▶ **Task brief**: Print out each record below, unaltered and complete, without its images.

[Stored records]

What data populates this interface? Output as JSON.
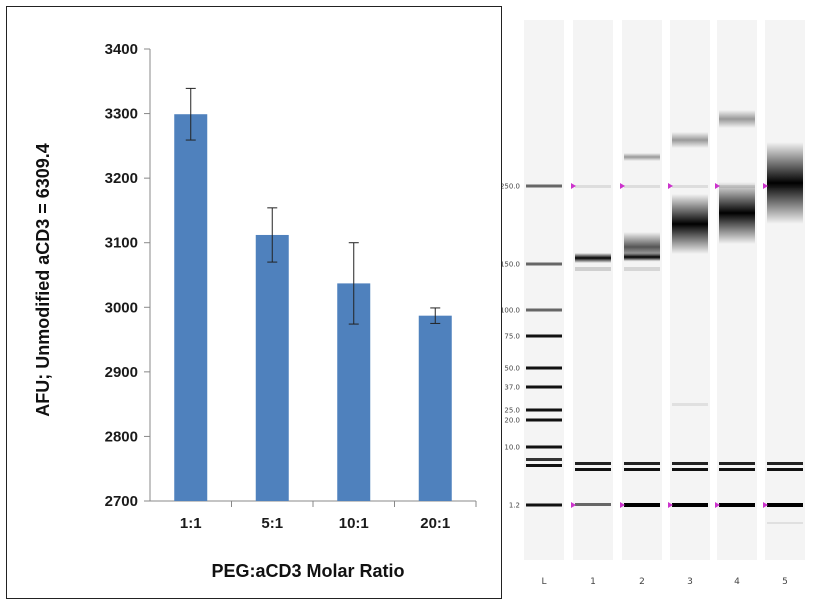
{
  "chart_data": [
    {
      "type": "bar",
      "categories": [
        "1:1",
        "5:1",
        "10:1",
        "20:1"
      ],
      "values": [
        3299,
        3112,
        3037,
        2987
      ],
      "error": [
        40,
        42,
        63,
        12
      ],
      "xlabel": "PEG:aCD3 Molar Ratio",
      "ylabel": "AFU; Unmodified aCD3 = 6309.4",
      "ylim": [
        2700,
        3400
      ],
      "yticks": [
        2700,
        2800,
        2900,
        3000,
        3100,
        3200,
        3300,
        3400
      ],
      "grid": false,
      "bar_color": "#4f81bd"
    },
    {
      "type": "gel",
      "ladder_labels": [
        "250.0",
        "150.0",
        "100.0",
        "75.0",
        "50.0",
        "37.0",
        "25.0",
        "20.0",
        "10.0",
        "1.2"
      ],
      "ladder_values": [
        250,
        150,
        100,
        75,
        50,
        37,
        25,
        20,
        10,
        1.2
      ],
      "lanes": [
        "L",
        "1",
        "2",
        "3",
        "4",
        "5"
      ],
      "marker_color": "#cc33cc"
    }
  ]
}
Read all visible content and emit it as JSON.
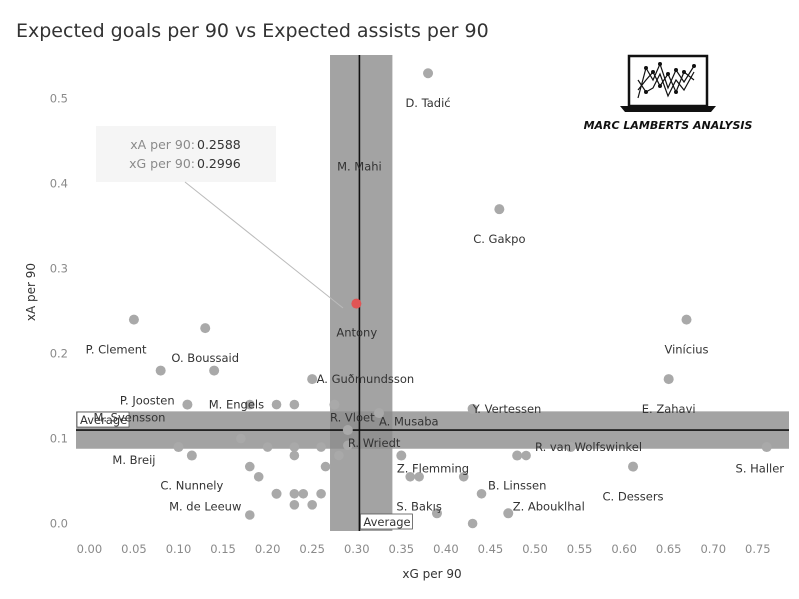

▶ **Task solution**:
What data populates this interface? Output as JSON.
{
  "chart_data": [
    {
      "type": "bar",
      "categories": [
        "1:1",
        "5:1",
        "10:1",
        "20:1"
      ],
      "values": [
        3299,
        3112,
        3037,
        2987
      ],
      "error": [
        40,
        42,
        63,
        12
      ],
      "xlabel": "PEG:aCD3 Molar Ratio",
      "ylabel": "AFU; Unmodified aCD3 = 6309.4",
      "ylim": [
        2700,
        3400
      ],
      "yticks": [
        2700,
        2800,
        2900,
        3000,
        3100,
        3200,
        3300,
        3400
      ],
      "grid": false,
      "bar_color": "#4f81bd"
    },
    {
      "type": "gel",
      "ladder_labels": [
        "250.0",
        "150.0",
        "100.0",
        "75.0",
        "50.0",
        "37.0",
        "25.0",
        "20.0",
        "10.0",
        "1.2"
      ],
      "ladder_values": [
        250,
        150,
        100,
        75,
        50,
        37,
        25,
        20,
        10,
        1.2
      ],
      "lanes": [
        "L",
        "1",
        "2",
        "3",
        "4",
        "5"
      ],
      "marker_color": "#cc33cc"
    }
  ]
}
Read all visible content and emit it as JSON.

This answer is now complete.